DATA TO PROCESS »
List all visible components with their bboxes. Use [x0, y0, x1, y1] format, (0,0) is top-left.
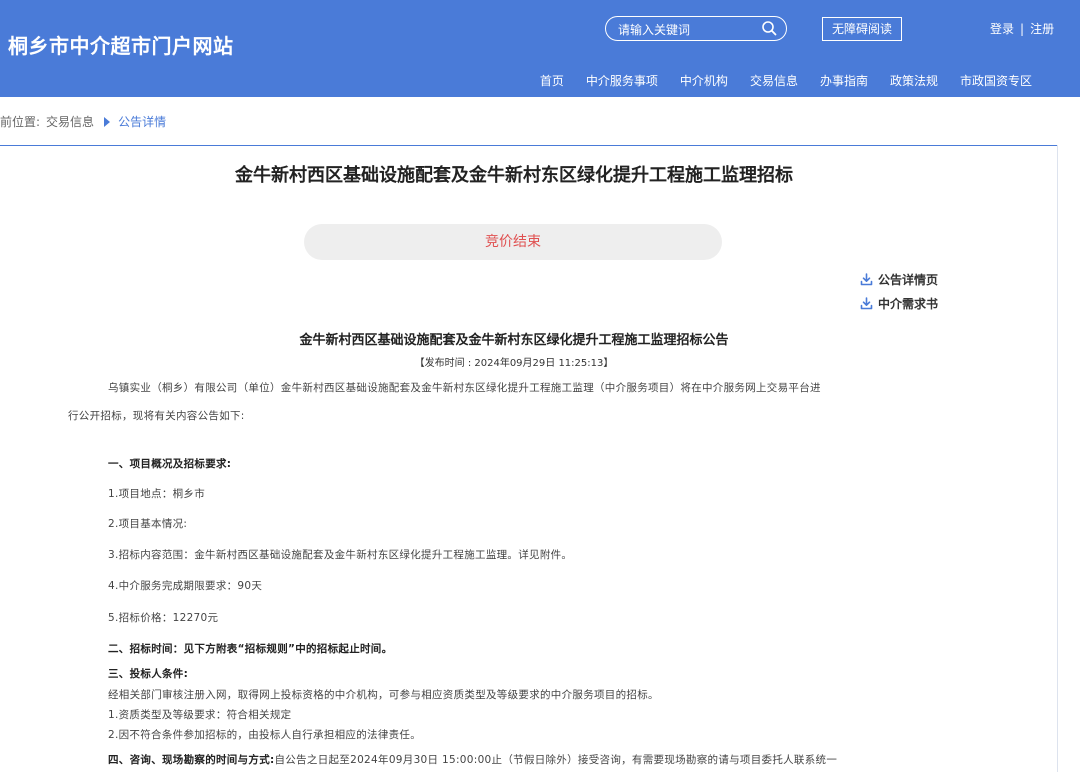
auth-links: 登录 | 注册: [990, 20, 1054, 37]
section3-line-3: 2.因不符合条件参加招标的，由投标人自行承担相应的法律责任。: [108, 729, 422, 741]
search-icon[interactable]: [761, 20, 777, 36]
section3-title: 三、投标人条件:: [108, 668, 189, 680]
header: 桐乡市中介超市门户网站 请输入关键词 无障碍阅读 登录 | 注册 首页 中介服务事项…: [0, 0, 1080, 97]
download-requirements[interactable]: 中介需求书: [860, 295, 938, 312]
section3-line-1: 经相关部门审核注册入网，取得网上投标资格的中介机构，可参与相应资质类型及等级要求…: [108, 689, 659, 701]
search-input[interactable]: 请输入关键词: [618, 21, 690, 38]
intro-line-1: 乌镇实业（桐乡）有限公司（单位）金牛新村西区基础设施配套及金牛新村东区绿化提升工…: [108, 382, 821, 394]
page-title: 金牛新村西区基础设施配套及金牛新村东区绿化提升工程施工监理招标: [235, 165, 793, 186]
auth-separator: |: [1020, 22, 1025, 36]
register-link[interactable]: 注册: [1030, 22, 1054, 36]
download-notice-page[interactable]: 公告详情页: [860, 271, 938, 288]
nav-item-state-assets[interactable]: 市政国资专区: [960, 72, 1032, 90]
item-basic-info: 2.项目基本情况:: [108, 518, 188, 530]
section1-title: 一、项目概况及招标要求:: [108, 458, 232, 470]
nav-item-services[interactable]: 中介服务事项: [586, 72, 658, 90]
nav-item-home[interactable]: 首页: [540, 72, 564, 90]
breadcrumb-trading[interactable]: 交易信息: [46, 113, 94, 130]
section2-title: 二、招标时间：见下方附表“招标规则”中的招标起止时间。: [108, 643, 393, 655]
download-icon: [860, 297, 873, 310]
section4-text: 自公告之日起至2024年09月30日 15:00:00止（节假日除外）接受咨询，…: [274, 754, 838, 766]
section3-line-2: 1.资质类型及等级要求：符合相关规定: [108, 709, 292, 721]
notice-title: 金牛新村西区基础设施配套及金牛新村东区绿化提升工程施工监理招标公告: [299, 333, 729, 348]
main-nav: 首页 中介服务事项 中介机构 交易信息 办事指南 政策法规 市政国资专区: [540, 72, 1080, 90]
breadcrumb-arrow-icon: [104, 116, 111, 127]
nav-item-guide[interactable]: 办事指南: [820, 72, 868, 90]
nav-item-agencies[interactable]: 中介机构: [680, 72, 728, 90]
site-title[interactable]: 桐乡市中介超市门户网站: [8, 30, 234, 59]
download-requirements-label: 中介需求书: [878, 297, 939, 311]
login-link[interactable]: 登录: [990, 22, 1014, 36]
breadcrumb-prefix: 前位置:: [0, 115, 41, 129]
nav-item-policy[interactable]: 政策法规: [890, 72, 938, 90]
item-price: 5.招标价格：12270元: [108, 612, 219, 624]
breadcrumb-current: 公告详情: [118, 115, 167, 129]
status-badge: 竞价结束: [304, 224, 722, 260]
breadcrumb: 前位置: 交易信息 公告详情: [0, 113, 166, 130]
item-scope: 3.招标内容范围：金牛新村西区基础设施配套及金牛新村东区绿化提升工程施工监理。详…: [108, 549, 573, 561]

SHORT PROBLEM » Copy the lines starting with the one that contains "auth-links: 登录 | 注册: [990, 20, 1054, 37]" and ending after the one that contains "689, 659, 701]", changing every "interactable" to "clickable" and leaving all else as it is. Return only those lines.

COMPLETE OUTPUT »
auth-links: 登录 | 注册: [990, 20, 1054, 37]
section3-line-3: 2.因不符合条件参加招标的，由投标人自行承担相应的法律责任。: [108, 729, 422, 741]
search-icon[clickable]: [761, 20, 777, 36]
section3-title: 三、投标人条件:: [108, 668, 189, 680]
header: 桐乡市中介超市门户网站 请输入关键词 无障碍阅读 登录 | 注册 首页 中介服务事项…: [0, 0, 1080, 97]
download-requirements[clickable]: 中介需求书: [860, 295, 938, 312]
section3-line-1: 经相关部门审核注册入网，取得网上投标资格的中介机构，可参与相应资质类型及等级要求…: [108, 689, 659, 701]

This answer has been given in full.